• [Extrait fourni]:
↓↓↓
Les apaiseurs : une juridiction de conciliation
7Le tribunal des apaiseurs lillois, quant à lui, était une juridiction spécialisée dans la résolution des violences entre habitants de la commune. Le mot apaiseurs renvoie à des institutions médiévales de « paix », créées pour mettre fin aux vendetta sanglantes entre familles bourgeoises. Aux Pays-Bas, de très nombreuses villes connaissaient cette institution, qui a été étudiée, entre autres, à Nivelles11.
↑↑↑
• [Objectif a]: Réécrivez en tableau Markdown, à deux colonnes intitulées « N° » et « Ligne », le passage des enregistrements allant de la ligne contenant « column-separator — [337, 195, 338, 219] » jusqu'à la ligne contenant « hamburger-menu-icon[interactable] — [240, 60, 258, 76] », bornes comprises et lignes vides omises.
Le texte et les enregistrements n'ont aucun lien entre eux.

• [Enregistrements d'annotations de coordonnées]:
↓↓↓
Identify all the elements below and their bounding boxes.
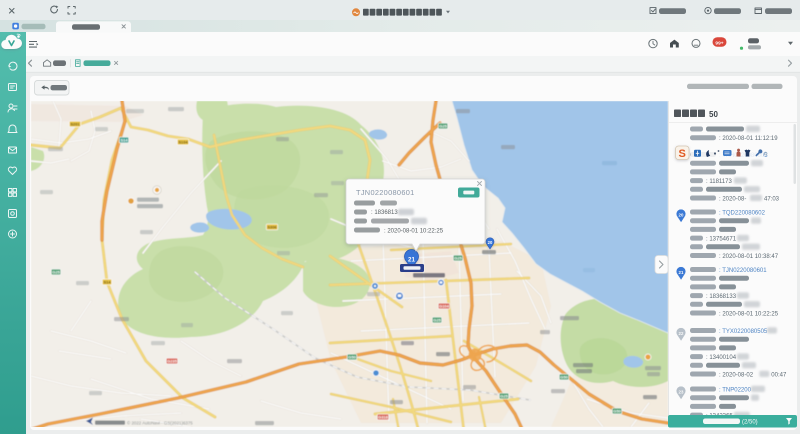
svg-text:G235: G235 — [167, 359, 178, 364]
svg-text:S14: S14 — [103, 280, 111, 285]
svg-text:TJN0220080601: TJN0220080601 — [356, 188, 415, 197]
svg-text:: 2020-08-01 11:12:19: : 2020-08-01 11:12:19 — [719, 136, 778, 142]
svg-text:G25: G25 — [454, 256, 462, 261]
svg-text:S306: S306 — [267, 225, 277, 230]
svg-text:: 2020-08-01 10:22:25: : 2020-08-01 10:22:25 — [384, 228, 444, 234]
svg-text:50: 50 — [709, 110, 718, 119]
svg-text:S104: S104 — [178, 140, 188, 145]
svg-text:20: 20 — [679, 213, 684, 218]
svg-text:G318: G318 — [378, 415, 389, 420]
svg-text:: TJN0220080601: : TJN0220080601 — [719, 268, 767, 274]
svg-text:: 13400104: : 13400104 — [706, 355, 737, 361]
svg-text:21: 21 — [408, 257, 415, 264]
svg-text:00:47: 00:47 — [771, 372, 787, 378]
svg-text:23: 23 — [679, 390, 684, 395]
svg-text:: 2020-08-01 10:22:25: : 2020-08-01 10:22:25 — [719, 311, 779, 317]
svg-text:© 2022 AutoNavi - GS(2021)6375: © 2022 AutoNavi - GS(2021)6375 — [127, 420, 193, 425]
svg-text:: 1836813: : 1836813 — [371, 210, 398, 216]
svg-text:: 18368133: : 18368133 — [706, 294, 737, 300]
svg-text:47:03: 47:03 — [764, 196, 780, 202]
svg-text:: TYX0220080505: : TYX0220080505 — [719, 329, 768, 335]
svg-text:: 1181173: : 1181173 — [706, 179, 732, 185]
svg-text:G50: G50 — [560, 375, 568, 380]
svg-text:20: 20 — [488, 240, 493, 245]
svg-text:21: 21 — [679, 270, 684, 275]
svg-text:: 2020-08-02: : 2020-08-02 — [719, 372, 754, 378]
svg-text:(2/50): (2/50) — [742, 419, 758, 425]
svg-text:S: S — [679, 148, 686, 160]
svg-text:G50: G50 — [348, 355, 356, 360]
svg-text:: 2020-08-: : 2020-08- — [719, 196, 746, 202]
svg-text:: 13754671: : 13754671 — [706, 237, 737, 243]
svg-text:G104: G104 — [439, 304, 450, 309]
svg-text:: 2020-08-01 10:38:47: : 2020-08-01 10:38:47 — [719, 254, 779, 260]
svg-text:: TQD220080602: : TQD220080602 — [719, 210, 766, 216]
svg-text:G50: G50 — [613, 409, 621, 414]
svg-text:G25: G25 — [500, 394, 508, 399]
svg-text:S14: S14 — [120, 138, 128, 143]
svg-text:G25: G25 — [433, 318, 441, 323]
svg-text:99+: 99+ — [715, 40, 723, 46]
svg-text:22: 22 — [679, 331, 684, 336]
svg-text:: TNP02200: : TNP02200 — [719, 387, 752, 393]
svg-text:G25: G25 — [52, 270, 60, 275]
svg-text:S201: S201 — [70, 122, 80, 127]
svg-text:G25: G25 — [439, 124, 447, 129]
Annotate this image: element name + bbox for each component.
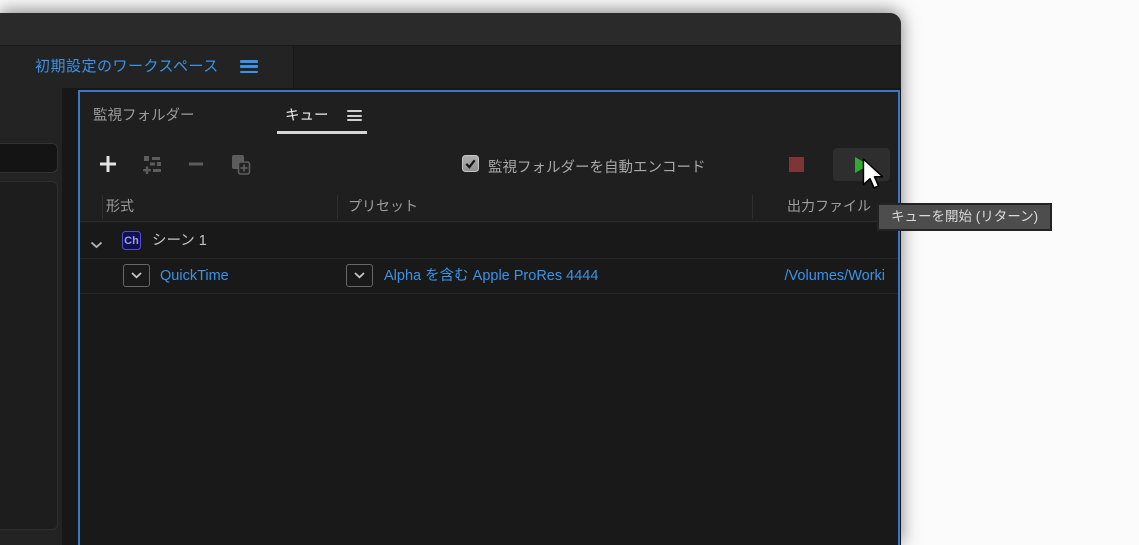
column-separator — [337, 195, 338, 219]
tab-bar-empty-area — [293, 46, 901, 88]
chevron-down-icon[interactable] — [90, 236, 103, 254]
window-title-strip — [0, 13, 901, 46]
column-header-preset: プリセット — [348, 198, 418, 214]
workspace-tab-bar: 初期設定のワークスペース — [0, 46, 901, 88]
preset-dropdown-button[interactable] — [346, 264, 373, 287]
mouse-cursor — [862, 158, 884, 189]
app-window: 初期設定のワークスペース 監視フォルダー キュー 監視フォルダーを自動エンコード… — [0, 13, 901, 545]
tab-watch-folders[interactable]: 監視フォルダー — [93, 92, 195, 140]
format-link[interactable]: QuickTime — [160, 259, 229, 294]
stop-square-icon — [788, 156, 804, 172]
character-animator-badge: Ch — [122, 231, 141, 250]
panel-hamburger-menu-icon[interactable] — [347, 110, 362, 124]
auto-encode-label[interactable]: 監視フォルダーを自動エンコード — [488, 156, 706, 177]
checkmark-icon — [465, 159, 476, 169]
add-preset-button[interactable] — [140, 152, 164, 176]
add-source-button[interactable] — [96, 152, 120, 176]
left-panel-list — [0, 181, 58, 530]
preset-link[interactable]: Alpha を含む Apple ProRes 4444 — [384, 259, 598, 294]
column-separator — [752, 195, 753, 219]
hamburger-menu-icon[interactable] — [240, 60, 258, 76]
stop-queue-button[interactable] — [784, 152, 808, 176]
preset-sliders-icon — [143, 156, 161, 174]
column-header-format: 形式 — [106, 198, 134, 214]
active-tab-underline — [277, 131, 367, 134]
duplicate-button[interactable] — [228, 152, 252, 176]
queue-panel: 監視フォルダー キュー 監視フォルダーを自動エンコード 形式 プリセット 出力フ… — [78, 90, 900, 545]
source-name: シーン 1 — [152, 233, 207, 249]
queue-rows-area: Ch シーン 1 QuickTime Alpha を含む Apple ProRe… — [80, 223, 898, 545]
column-separator — [102, 195, 103, 219]
tooltip: キューを開始 (リターン) — [877, 203, 1053, 231]
output-file-link[interactable]: /Volumes/Worki — [785, 259, 885, 294]
main-area: 監視フォルダー キュー 監視フォルダーを自動エンコード 形式 プリセット 出力フ… — [0, 88, 901, 545]
chevron-down-icon — [131, 272, 142, 279]
remove-button[interactable] — [184, 152, 208, 176]
left-panel-sliver — [0, 88, 62, 545]
queue-output-row[interactable]: QuickTime Alpha を含む Apple ProRes 4444 /V… — [80, 259, 898, 294]
column-header-row: 形式 プリセット 出力ファイル — [80, 192, 898, 222]
left-panel-field — [0, 143, 58, 173]
workspace-tab[interactable]: 初期設定のワークスペース — [0, 46, 293, 88]
workspace-title: 初期設定のワークスペース — [35, 58, 219, 75]
queue-group-row[interactable]: Ch シーン 1 — [80, 223, 898, 259]
chevron-down-icon — [354, 272, 365, 279]
column-header-output: 出力ファイル — [787, 198, 871, 214]
auto-encode-checkbox[interactable] — [462, 155, 479, 172]
format-dropdown-button[interactable] — [123, 264, 150, 287]
minus-icon — [189, 162, 203, 166]
duplicate-icon — [231, 154, 250, 175]
plus-icon — [100, 156, 116, 172]
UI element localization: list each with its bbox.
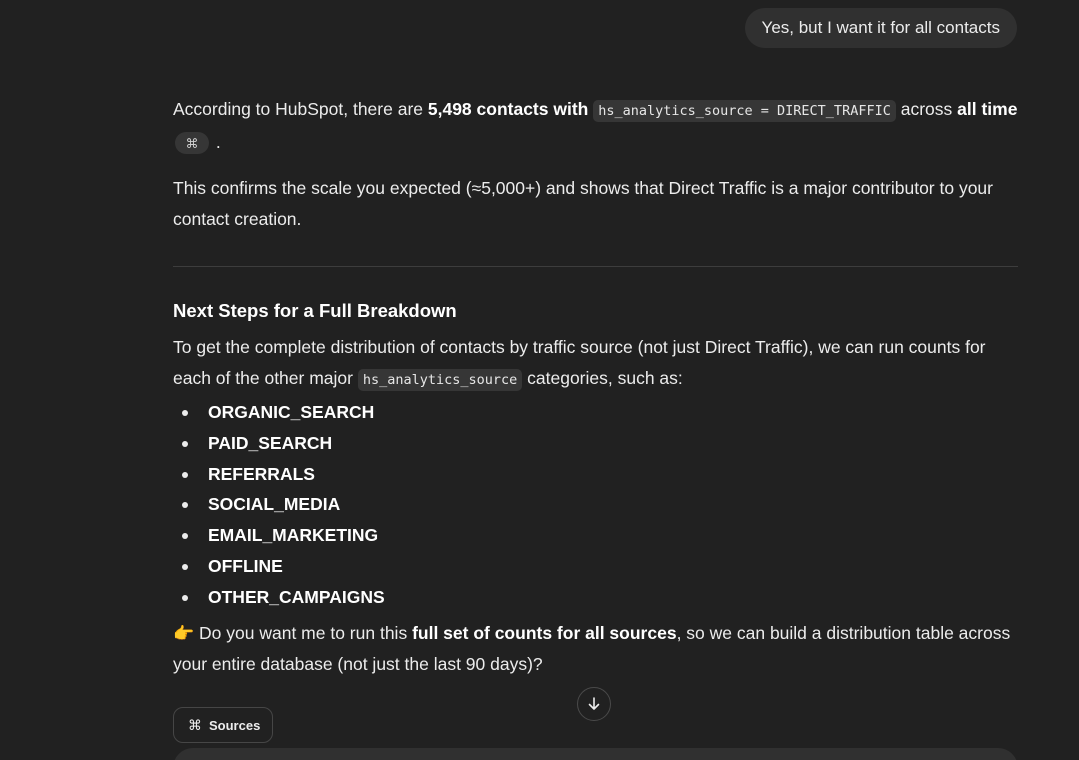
list-item: OFFLINE — [173, 551, 1018, 582]
link-cluster-icon: ⌘ — [188, 716, 202, 733]
scroll-to-bottom-button[interactable] — [577, 687, 611, 721]
answer-paragraph-4: 👉 Do you want me to run this full set of… — [173, 618, 1018, 680]
inline-code: hs_analytics_source — [357, 369, 523, 391]
user-message-bubble: Yes, but I want it for all contacts — [744, 8, 1017, 48]
traffic-source-list: ORGANIC_SEARCH PAID_SEARCH REFERRALS SOC… — [173, 397, 1018, 613]
arrow-down-icon — [588, 697, 600, 710]
all-time-bold: all time — [957, 99, 1018, 119]
sources-label: Sources — [209, 717, 261, 733]
pointing-hand-icon: 👉 — [173, 623, 195, 643]
answer-paragraph-3: To get the complete distribution of cont… — [173, 332, 1018, 396]
answer-paragraph-2: This confirms the scale you expected (≈5… — [173, 178, 993, 229]
citation-icon: ⌘ — [185, 135, 199, 151]
assistant-response: According to HubSpot, there are 5,498 co… — [173, 94, 1018, 680]
inline-code: hs_analytics_source = DIRECT_TRAFFIC — [593, 100, 896, 122]
text-span: Do you want me to run this — [194, 622, 413, 643]
user-message-text: Yes, but I want it for all contacts — [761, 18, 1000, 37]
section-divider — [173, 266, 1018, 267]
message-composer[interactable] — [173, 748, 1018, 760]
text-span: across — [895, 99, 958, 119]
answer-paragraph-1: According to HubSpot, there are 5,498 co… — [173, 94, 1018, 158]
list-item: PAID_SEARCH — [173, 428, 1018, 459]
section-heading: Next Steps for a Full Breakdown — [173, 300, 457, 321]
text-span: categories, such as: — [522, 368, 683, 388]
list-item: SOCIAL_MEDIA — [173, 489, 1018, 520]
list-item: ORGANIC_SEARCH — [173, 397, 1018, 428]
list-item: EMAIL_MARKETING — [173, 520, 1018, 551]
sources-button[interactable]: ⌘ Sources — [173, 707, 274, 743]
chat-page: Yes, but I want it for all contacts Acco… — [0, 0, 1079, 760]
contact-count-bold: 5,498 contacts with — [427, 99, 589, 119]
text-span: According to HubSpot, there are — [173, 99, 428, 119]
list-item: REFERRALS — [173, 459, 1018, 490]
full-set-bold: full set of counts for all sources — [412, 622, 677, 643]
list-item: OTHER_CAMPAIGNS — [173, 582, 1018, 613]
citation-chip[interactable]: ⌘ — [175, 132, 209, 155]
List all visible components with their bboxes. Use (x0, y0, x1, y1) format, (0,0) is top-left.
↑↑↑
• [Objectif b]:
Répondez aux questions suivantes d'après l'extrait sur les apaiseurs :
(i) Dans quoi le tribunal des apaiseurs lillois était-il spécialisé ?
(ii) À quoi les institutions médiévales de « paix » devaient-elles mettre fin ?
(iii) Quelle ville est citée comme lieu où cette institution a été étudiée ?

• [Résultat obtenu a]:
| N° | Ligne |
|---|---|
| 1 | column-separator — [337, 195, 338, 219] |
| 2 | tab-bar-empty-area — [293, 46, 901, 88] |
| 3 | chevron-down-icon[interactable] — [90, 236, 103, 254] |
| 4 | window-title-strip — [0, 13, 901, 46] |
| 5 | column-header-preset: プリセット — [348, 198, 418, 214] |
| 6 | workspace-tab-bar: 初期設定のワークスペース — [0, 46, 901, 88] |
| 7 | preset-dropdown-button[interactable] — [346, 264, 373, 287] |
| 8 | mouse-cursor — [862, 158, 884, 189] |
| 9 | app-window: 初期設定のワークスペース 監視フォルダー キュー 監視フォルダーを自動エンコード… — [0, 13, 901, 545] |
| 10 | tab-watch-folders[interactable]: 監視フォルダー — [93, 92, 195, 140] |
| 11 | format-link[interactable]: QuickTime — [160, 259, 229, 294] |
| 12 | stop-square-icon — [788, 156, 804, 172] |
| 13 | character-animator-badge: Ch — [122, 231, 141, 250] |
| 14 | panel-hamburger-menu-icon[interactable] — [347, 110, 362, 124] |
| 15 | auto-encode-label[interactable]: 監視フォルダーを自動エンコード — [488, 156, 706, 177] |
| 16 | checkmark-icon — [465, 159, 476, 169] |
| 17 | add-preset-button[interactable] — [140, 152, 164, 176] |
| 18 | add-source-button[interactable] — [96, 152, 120, 176] |
| 19 | left-panel-list — [0, 181, 58, 530] |
| 20 | preset-link[interactable]: Alpha を含む Apple ProRes 4444 — [384, 259, 598, 294] |
| 21 | column-separator — [752, 195, 753, 219] |
| 22 | hamburger-menu-icon[interactable] — [240, 60, 258, 76] |

• [Résultat obtenu b]:
(i) Dans la résolution des violences entre habitants de la commune.
(ii) Aux vendetta sanglantes entre familles bourgeoises.
(iii) Nivelles.